_Aim of the task:_ Repeat each entry in full, exactly.
####################
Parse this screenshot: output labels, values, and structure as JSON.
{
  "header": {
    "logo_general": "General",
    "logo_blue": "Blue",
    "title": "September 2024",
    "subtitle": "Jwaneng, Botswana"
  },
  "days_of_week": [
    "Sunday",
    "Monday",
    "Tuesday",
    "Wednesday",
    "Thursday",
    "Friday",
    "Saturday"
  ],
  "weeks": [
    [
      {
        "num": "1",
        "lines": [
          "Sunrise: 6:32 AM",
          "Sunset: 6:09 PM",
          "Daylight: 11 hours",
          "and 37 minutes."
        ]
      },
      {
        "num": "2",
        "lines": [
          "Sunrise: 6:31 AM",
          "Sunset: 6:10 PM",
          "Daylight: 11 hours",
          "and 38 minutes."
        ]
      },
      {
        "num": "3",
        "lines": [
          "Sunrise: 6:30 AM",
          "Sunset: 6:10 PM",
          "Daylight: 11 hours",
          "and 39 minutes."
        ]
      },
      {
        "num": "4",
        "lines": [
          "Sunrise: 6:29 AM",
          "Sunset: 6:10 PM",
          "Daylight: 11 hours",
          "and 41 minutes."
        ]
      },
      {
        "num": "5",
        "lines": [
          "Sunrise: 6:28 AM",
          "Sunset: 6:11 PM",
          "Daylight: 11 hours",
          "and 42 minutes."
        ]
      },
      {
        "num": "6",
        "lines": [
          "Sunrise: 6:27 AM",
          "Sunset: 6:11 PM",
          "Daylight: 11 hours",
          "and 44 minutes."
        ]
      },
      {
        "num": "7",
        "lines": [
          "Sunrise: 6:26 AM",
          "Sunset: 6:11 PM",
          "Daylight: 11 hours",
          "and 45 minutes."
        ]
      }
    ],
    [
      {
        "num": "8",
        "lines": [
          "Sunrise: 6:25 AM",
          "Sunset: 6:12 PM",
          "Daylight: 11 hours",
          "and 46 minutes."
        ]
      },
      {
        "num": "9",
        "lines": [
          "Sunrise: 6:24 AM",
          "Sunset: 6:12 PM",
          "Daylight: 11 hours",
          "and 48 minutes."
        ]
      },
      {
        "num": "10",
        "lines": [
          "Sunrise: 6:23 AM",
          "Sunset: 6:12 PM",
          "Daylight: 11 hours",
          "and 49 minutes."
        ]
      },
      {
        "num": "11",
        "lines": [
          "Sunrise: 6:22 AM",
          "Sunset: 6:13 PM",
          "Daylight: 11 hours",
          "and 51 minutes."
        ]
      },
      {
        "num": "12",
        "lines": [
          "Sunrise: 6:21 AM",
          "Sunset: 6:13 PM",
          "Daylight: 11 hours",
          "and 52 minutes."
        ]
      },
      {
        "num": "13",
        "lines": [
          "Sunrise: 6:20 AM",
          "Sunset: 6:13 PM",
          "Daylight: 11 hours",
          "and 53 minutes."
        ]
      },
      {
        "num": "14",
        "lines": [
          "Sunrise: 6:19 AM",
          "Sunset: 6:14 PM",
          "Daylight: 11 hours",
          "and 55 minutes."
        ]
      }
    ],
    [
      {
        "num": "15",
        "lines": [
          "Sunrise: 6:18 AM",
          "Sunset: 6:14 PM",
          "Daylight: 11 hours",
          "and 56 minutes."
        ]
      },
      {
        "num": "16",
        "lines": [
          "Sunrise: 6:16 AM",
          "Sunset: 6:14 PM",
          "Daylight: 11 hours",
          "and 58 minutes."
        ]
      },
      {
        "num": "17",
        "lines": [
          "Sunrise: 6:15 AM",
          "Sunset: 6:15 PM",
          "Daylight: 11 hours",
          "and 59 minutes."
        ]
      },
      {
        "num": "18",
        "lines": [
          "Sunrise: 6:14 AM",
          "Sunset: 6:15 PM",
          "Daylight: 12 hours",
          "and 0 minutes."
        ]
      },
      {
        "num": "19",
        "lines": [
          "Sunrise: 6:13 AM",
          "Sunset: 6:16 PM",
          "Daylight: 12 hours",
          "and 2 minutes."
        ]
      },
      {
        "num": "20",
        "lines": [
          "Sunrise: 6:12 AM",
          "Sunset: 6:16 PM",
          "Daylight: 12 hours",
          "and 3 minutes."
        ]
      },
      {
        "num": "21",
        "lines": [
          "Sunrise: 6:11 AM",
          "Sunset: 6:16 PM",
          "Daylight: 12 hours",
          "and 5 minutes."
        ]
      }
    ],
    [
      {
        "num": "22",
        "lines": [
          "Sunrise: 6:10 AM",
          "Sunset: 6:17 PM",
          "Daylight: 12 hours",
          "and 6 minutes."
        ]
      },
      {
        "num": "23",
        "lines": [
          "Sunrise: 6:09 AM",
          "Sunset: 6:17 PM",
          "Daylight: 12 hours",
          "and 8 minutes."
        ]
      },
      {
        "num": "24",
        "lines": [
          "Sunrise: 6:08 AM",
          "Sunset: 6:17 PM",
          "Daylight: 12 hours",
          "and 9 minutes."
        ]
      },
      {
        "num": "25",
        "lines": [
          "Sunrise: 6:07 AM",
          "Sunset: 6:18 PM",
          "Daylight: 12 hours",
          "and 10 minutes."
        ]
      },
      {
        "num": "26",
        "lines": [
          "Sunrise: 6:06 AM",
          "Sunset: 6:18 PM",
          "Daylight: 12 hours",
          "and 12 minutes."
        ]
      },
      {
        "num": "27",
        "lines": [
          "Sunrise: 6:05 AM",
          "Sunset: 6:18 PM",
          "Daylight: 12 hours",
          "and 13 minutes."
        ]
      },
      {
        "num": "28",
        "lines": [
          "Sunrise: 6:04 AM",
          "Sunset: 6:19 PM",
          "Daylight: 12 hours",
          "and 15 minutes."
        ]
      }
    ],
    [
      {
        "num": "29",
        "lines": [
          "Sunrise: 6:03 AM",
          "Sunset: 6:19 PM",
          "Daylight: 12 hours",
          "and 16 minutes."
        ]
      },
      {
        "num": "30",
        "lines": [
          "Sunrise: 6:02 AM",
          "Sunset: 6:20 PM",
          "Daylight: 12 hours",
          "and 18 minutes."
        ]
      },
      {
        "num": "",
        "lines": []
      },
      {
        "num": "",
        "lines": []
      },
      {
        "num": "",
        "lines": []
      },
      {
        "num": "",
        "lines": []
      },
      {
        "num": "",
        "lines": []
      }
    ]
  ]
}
####################
_Final result:_
Parse this screenshot: output labels, values, and structure as JSON.
{
  "header": {
    "logo_general": "General",
    "logo_blue": "Blue",
    "title": "September 2024",
    "subtitle": "Jwaneng, Botswana"
  },
  "days_of_week": [
    "Sunday",
    "Monday",
    "Tuesday",
    "Wednesday",
    "Thursday",
    "Friday",
    "Saturday"
  ],
  "weeks": [
    [
      {
        "num": "1",
        "lines": [
          "Sunrise: 6:32 AM",
          "Sunset: 6:09 PM",
          "Daylight: 11 hours",
          "and 37 minutes."
        ]
      },
      {
        "num": "2",
        "lines": [
          "Sunrise: 6:31 AM",
          "Sunset: 6:10 PM",
          "Daylight: 11 hours",
          "and 38 minutes."
        ]
      },
      {
        "num": "3",
        "lines": [
          "Sunrise: 6:30 AM",
          "Sunset: 6:10 PM",
          "Daylight: 11 hours",
          "and 39 minutes."
        ]
      },
      {
        "num": "4",
        "lines": [
          "Sunrise: 6:29 AM",
          "Sunset: 6:10 PM",
          "Daylight: 11 hours",
          "and 41 minutes."
        ]
      },
      {
        "num": "5",
        "lines": [
          "Sunrise: 6:28 AM",
          "Sunset: 6:11 PM",
          "Daylight: 11 hours",
          "and 42 minutes."
        ]
      },
      {
        "num": "6",
        "lines": [
          "Sunrise: 6:27 AM",
          "Sunset: 6:11 PM",
          "Daylight: 11 hours",
          "and 44 minutes."
        ]
      },
      {
        "num": "7",
        "lines": [
          "Sunrise: 6:26 AM",
          "Sunset: 6:11 PM",
          "Daylight: 11 hours",
          "and 45 minutes."
        ]
      }
    ],
    [
      {
        "num": "8",
        "lines": [
          "Sunrise: 6:25 AM",
          "Sunset: 6:12 PM",
          "Daylight: 11 hours",
          "and 46 minutes."
        ]
      },
      {
        "num": "9",
        "lines": [
          "Sunrise: 6:24 AM",
          "Sunset: 6:12 PM",
          "Daylight: 11 hours",
          "and 48 minutes."
        ]
      },
      {
        "num": "10",
        "lines": [
          "Sunrise: 6:23 AM",
          "Sunset: 6:12 PM",
          "Daylight: 11 hours",
          "and 49 minutes."
        ]
      },
      {
        "num": "11",
        "lines": [
          "Sunrise: 6:22 AM",
          "Sunset: 6:13 PM",
          "Daylight: 11 hours",
          "and 51 minutes."
        ]
      },
      {
        "num": "12",
        "lines": [
          "Sunrise: 6:21 AM",
          "Sunset: 6:13 PM",
          "Daylight: 11 hours",
          "and 52 minutes."
        ]
      },
      {
        "num": "13",
        "lines": [
          "Sunrise: 6:20 AM",
          "Sunset: 6:13 PM",
          "Daylight: 11 hours",
          "and 53 minutes."
        ]
      },
      {
        "num": "14",
        "lines": [
          "Sunrise: 6:19 AM",
          "Sunset: 6:14 PM",
          "Daylight: 11 hours",
          "and 55 minutes."
        ]
      }
    ],
    [
      {
        "num": "15",
        "lines": [
          "Sunrise: 6:18 AM",
          "Sunset: 6:14 PM",
          "Daylight: 11 hours",
          "and 56 minutes."
        ]
      },
      {
        "num": "16",
        "lines": [
          "Sunrise: 6:16 AM",
          "Sunset: 6:14 PM",
          "Daylight: 11 hours",
          "and 58 minutes."
        ]
      },
      {
        "num": "17",
        "lines": [
          "Sunrise: 6:15 AM",
          "Sunset: 6:15 PM",
          "Daylight: 11 hours",
          "and 59 minutes."
        ]
      },
      {
        "num": "18",
        "lines": [
          "Sunrise: 6:14 AM",
          "Sunset: 6:15 PM",
          "Daylight: 12 hours",
          "and 0 minutes."
        ]
      },
      {
        "num": "19",
        "lines": [
          "Sunrise: 6:13 AM",
          "Sunset: 6:16 PM",
          "Daylight: 12 hours",
          "and 2 minutes."
        ]
      },
      {
        "num": "20",
        "lines": [
          "Sunrise: 6:12 AM",
          "Sunset: 6:16 PM",
          "Daylight: 12 hours",
          "and 3 minutes."
        ]
      },
      {
        "num": "21",
        "lines": [
          "Sunrise: 6:11 AM",
          "Sunset: 6:16 PM",
          "Daylight: 12 hours",
          "and 5 minutes."
        ]
      }
    ],
    [
      {
        "num": "22",
        "lines": [
          "Sunrise: 6:10 AM",
          "Sunset: 6:17 PM",
          "Daylight: 12 hours",
          "and 6 minutes."
        ]
      },
      {
        "num": "23",
        "lines": [
          "Sunrise: 6:09 AM",
          "Sunset: 6:17 PM",
          "Daylight: 12 hours",
          "and 8 minutes."
        ]
      },
      {
        "num": "24",
        "lines": [
          "Sunrise: 6:08 AM",
          "Sunset: 6:17 PM",
          "Daylight: 12 hours",
          "and 9 minutes."
        ]
      },
      {
        "num": "25",
        "lines": [
          "Sunrise: 6:07 AM",
          "Sunset: 6:18 PM",
          "Daylight: 12 hours",
          "and 10 minutes."
        ]
      },
      {
        "num": "26",
        "lines": [
          "Sunrise: 6:06 AM",
          "Sunset: 6:18 PM",
          "Daylight: 12 hours",
          "and 12 minutes."
        ]
      },
      {
        "num": "27",
        "lines": [
          "Sunrise: 6:05 AM",
          "Sunset: 6:18 PM",
          "Daylight: 12 hours",
          "and 13 minutes."
        ]
      },
      {
        "num": "28",
        "lines": [
          "Sunrise: 6:04 AM",
          "Sunset: 6:19 PM",
          "Daylight: 12 hours",
          "and 15 minutes."
        ]
      }
    ],
    [
      {
        "num": "29",
        "lines": [
          "Sunrise: 6:03 AM",
          "Sunset: 6:19 PM",
          "Daylight: 12 hours",
          "and 16 minutes."
        ]
      },
      {
        "num": "30",
        "lines": [
          "Sunrise: 6:02 AM",
          "Sunset: 6:20 PM",
          "Daylight: 12 hours",
          "and 18 minutes."
        ]
      },
      {
        "num": "",
        "lines": []
      },
      {
        "num": "",
        "lines": []
      },
      {
        "num": "",
        "lines": []
      },
      {
        "num": "",
        "lines": []
      },
      {
        "num": "",
        "lines": []
      }
    ]
  ]
}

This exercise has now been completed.